WHAT IS ASKED:
Restate the whole listing exactly.

(Records from a collection)
########################################

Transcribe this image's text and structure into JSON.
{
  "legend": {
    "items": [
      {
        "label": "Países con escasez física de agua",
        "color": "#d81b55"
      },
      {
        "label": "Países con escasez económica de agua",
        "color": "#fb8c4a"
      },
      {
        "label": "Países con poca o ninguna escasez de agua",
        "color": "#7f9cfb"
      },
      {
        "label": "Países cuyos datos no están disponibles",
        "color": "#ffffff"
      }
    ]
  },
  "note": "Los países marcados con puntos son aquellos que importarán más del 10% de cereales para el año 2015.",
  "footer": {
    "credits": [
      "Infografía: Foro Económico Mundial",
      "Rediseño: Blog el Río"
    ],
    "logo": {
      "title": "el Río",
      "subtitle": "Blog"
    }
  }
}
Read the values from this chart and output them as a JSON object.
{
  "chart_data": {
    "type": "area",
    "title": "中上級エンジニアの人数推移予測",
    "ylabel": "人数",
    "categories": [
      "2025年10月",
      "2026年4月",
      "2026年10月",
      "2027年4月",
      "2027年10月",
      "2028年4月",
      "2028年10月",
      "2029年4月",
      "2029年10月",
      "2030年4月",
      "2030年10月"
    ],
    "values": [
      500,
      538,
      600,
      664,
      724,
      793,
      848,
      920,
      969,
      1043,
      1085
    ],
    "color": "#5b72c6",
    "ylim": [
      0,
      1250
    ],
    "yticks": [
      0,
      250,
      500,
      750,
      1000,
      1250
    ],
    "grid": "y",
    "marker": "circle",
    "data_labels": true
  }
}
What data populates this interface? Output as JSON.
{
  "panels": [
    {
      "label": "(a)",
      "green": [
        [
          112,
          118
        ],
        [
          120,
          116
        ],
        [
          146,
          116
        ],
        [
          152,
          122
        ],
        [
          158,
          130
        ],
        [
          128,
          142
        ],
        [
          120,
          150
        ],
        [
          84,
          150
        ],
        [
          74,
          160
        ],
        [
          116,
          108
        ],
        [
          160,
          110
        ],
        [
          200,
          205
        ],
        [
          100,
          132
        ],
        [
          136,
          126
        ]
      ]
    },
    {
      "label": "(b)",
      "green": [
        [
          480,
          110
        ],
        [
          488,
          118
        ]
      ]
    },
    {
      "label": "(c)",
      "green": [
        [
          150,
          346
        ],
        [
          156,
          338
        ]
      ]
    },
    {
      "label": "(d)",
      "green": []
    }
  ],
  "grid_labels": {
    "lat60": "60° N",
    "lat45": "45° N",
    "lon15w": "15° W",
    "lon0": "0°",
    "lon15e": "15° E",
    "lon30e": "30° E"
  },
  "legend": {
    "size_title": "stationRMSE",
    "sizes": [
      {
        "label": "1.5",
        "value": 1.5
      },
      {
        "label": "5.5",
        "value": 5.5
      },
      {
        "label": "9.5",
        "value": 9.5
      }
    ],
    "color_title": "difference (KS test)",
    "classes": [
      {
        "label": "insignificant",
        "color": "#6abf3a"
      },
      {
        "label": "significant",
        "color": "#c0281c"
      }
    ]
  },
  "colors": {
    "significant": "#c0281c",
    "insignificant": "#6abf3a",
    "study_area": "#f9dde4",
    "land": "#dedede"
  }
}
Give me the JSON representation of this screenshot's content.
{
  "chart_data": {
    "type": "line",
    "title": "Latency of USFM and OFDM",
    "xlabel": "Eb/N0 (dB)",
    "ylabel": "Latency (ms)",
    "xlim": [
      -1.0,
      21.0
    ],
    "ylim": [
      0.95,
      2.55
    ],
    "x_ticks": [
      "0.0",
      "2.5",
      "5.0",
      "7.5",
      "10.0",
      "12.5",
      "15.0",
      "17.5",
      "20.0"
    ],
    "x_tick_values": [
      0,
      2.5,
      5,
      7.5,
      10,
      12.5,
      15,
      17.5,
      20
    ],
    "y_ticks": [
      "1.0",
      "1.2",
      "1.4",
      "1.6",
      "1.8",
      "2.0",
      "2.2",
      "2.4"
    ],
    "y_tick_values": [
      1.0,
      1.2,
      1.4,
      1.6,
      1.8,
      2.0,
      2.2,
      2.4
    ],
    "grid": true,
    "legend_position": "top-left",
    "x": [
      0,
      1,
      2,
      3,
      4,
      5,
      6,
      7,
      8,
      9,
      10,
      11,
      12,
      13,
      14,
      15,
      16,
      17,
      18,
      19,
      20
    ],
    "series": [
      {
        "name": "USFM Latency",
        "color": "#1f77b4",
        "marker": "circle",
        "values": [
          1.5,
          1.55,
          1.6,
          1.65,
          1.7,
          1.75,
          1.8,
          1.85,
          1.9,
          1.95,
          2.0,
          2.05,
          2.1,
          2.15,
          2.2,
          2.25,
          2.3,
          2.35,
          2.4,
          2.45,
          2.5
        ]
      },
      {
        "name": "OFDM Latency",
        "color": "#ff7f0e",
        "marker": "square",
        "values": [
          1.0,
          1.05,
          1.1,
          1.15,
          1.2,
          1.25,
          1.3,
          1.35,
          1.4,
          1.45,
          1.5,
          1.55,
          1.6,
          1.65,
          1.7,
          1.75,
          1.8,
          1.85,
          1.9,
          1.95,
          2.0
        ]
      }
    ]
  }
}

########################################

ANSWER IN FULL:
Transcribe this image's text and structure into JSON.
{
  "legend": {
    "items": [
      {
        "label": "Países con escasez física de agua",
        "color": "#d81b55"
      },
      {
        "label": "Países con escasez económica de agua",
        "color": "#fb8c4a"
      },
      {
        "label": "Países con poca o ninguna escasez de agua",
        "color": "#7f9cfb"
      },
      {
        "label": "Países cuyos datos no están disponibles",
        "color": "#ffffff"
      }
    ]
  },
  "note": "Los países marcados con puntos son aquellos que importarán más del 10% de cereales para el año 2015.",
  "footer": {
    "credits": [
      "Infografía: Foro Económico Mundial",
      "Rediseño: Blog el Río"
    ],
    "logo": {
      "title": "el Río",
      "subtitle": "Blog"
    }
  }
}
Read the values from this chart and output them as a JSON object.
{
  "chart_data": {
    "type": "area",
    "title": "中上級エンジニアの人数推移予測",
    "ylabel": "人数",
    "categories": [
      "2025年10月",
      "2026年4月",
      "2026年10月",
      "2027年4月",
      "2027年10月",
      "2028年4月",
      "2028年10月",
      "2029年4月",
      "2029年10月",
      "2030年4月",
      "2030年10月"
    ],
    "values": [
      500,
      538,
      600,
      664,
      724,
      793,
      848,
      920,
      969,
      1043,
      1085
    ],
    "color": "#5b72c6",
    "ylim": [
      0,
      1250
    ],
    "yticks": [
      0,
      250,
      500,
      750,
      1000,
      1250
    ],
    "grid": "y",
    "marker": "circle",
    "data_labels": true
  }
}
What data populates this interface? Output as JSON.
{
  "panels": [
    {
      "label": "(a)",
      "green": [
        [
          112,
          118
        ],
        [
          120,
          116
        ],
        [
          146,
          116
        ],
        [
          152,
          122
        ],
        [
          158,
          130
        ],
        [
          128,
          142
        ],
        [
          120,
          150
        ],
        [
          84,
          150
        ],
        [
          74,
          160
        ],
        [
          116,
          108
        ],
        [
          160,
          110
        ],
        [
          200,
          205
        ],
        [
          100,
          132
        ],
        [
          136,
          126
        ]
      ]
    },
    {
      "label": "(b)",
      "green": [
        [
          480,
          110
        ],
        [
          488,
          118
        ]
      ]
    },
    {
      "label": "(c)",
      "green": [
        [
          150,
          346
        ],
        [
          156,
          338
        ]
      ]
    },
    {
      "label": "(d)",
      "green": []
    }
  ],
  "grid_labels": {
    "lat60": "60° N",
    "lat45": "45° N",
    "lon15w": "15° W",
    "lon0": "0°",
    "lon15e": "15° E",
    "lon30e": "30° E"
  },
  "legend": {
    "size_title": "stationRMSE",
    "sizes": [
      {
        "label": "1.5",
        "value": 1.5
      },
      {
        "label": "5.5",
        "value": 5.5
      },
      {
        "label": "9.5",
        "value": 9.5
      }
    ],
    "color_title": "difference (KS test)",
    "classes": [
      {
        "label": "insignificant",
        "color": "#6abf3a"
      },
      {
        "label": "significant",
        "color": "#c0281c"
      }
    ]
  },
  "colors": {
    "significant": "#c0281c",
    "insignificant": "#6abf3a",
    "study_area": "#f9dde4",
    "land": "#dedede"
  }
}
Give me the JSON representation of this screenshot's content.
{
  "chart_data": {
    "type": "line",
    "title": "Latency of USFM and OFDM",
    "xlabel": "Eb/N0 (dB)",
    "ylabel": "Latency (ms)",
    "xlim": [
      -1.0,
      21.0
    ],
    "ylim": [
      0.95,
      2.55
    ],
    "x_ticks": [
      "0.0",
      "2.5",
      "5.0",
      "7.5",
      "10.0",
      "12.5",
      "15.0",
      "17.5",
      "20.0"
    ],
    "x_tick_values": [
      0,
      2.5,
      5,
      7.5,
      10,
      12.5,
      15,
      17.5,
      20
    ],
    "y_ticks": [
      "1.0",
      "1.2",
      "1.4",
      "1.6",
      "1.8",
      "2.0",
      "2.2",
      "2.4"
    ],
    "y_tick_values": [
      1.0,
      1.2,
      1.4,
      1.6,
      1.8,
      2.0,
      2.2,
      2.4
    ],
    "grid": true,
    "legend_position": "top-left",
    "x": [
      0,
      1,
      2,
      3,
      4,
      5,
      6,
      7,
      8,
      9,
      10,
      11,
      12,
      13,
      14,
      15,
      16,
      17,
      18,
      19,
      20
    ],
    "series": [
      {
        "name": "USFM Latency",
        "color": "#1f77b4",
        "marker": "circle",
        "values": [
          1.5,
          1.55,
          1.6,
          1.65,
          1.7,
          1.75,
          1.8,
          1.85,
          1.9,
          1.95,
          2.0,
          2.05,
          2.1,
          2.15,
          2.2,
          2.25,
          2.3,
          2.35,
          2.4,
          2.45,
          2.5
        ]
      },
      {
        "name": "OFDM Latency",
        "color": "#ff7f0e",
        "marker": "square",
        "values": [
          1.0,
          1.05,
          1.1,
          1.15,
          1.2,
          1.25,
          1.3,
          1.35,
          1.4,
          1.45,
          1.5,
          1.55,
          1.6,
          1.65,
          1.7,
          1.75,
          1.8,
          1.85,
          1.9,
          1.95,
          2.0
        ]
      }
    ]
  }
}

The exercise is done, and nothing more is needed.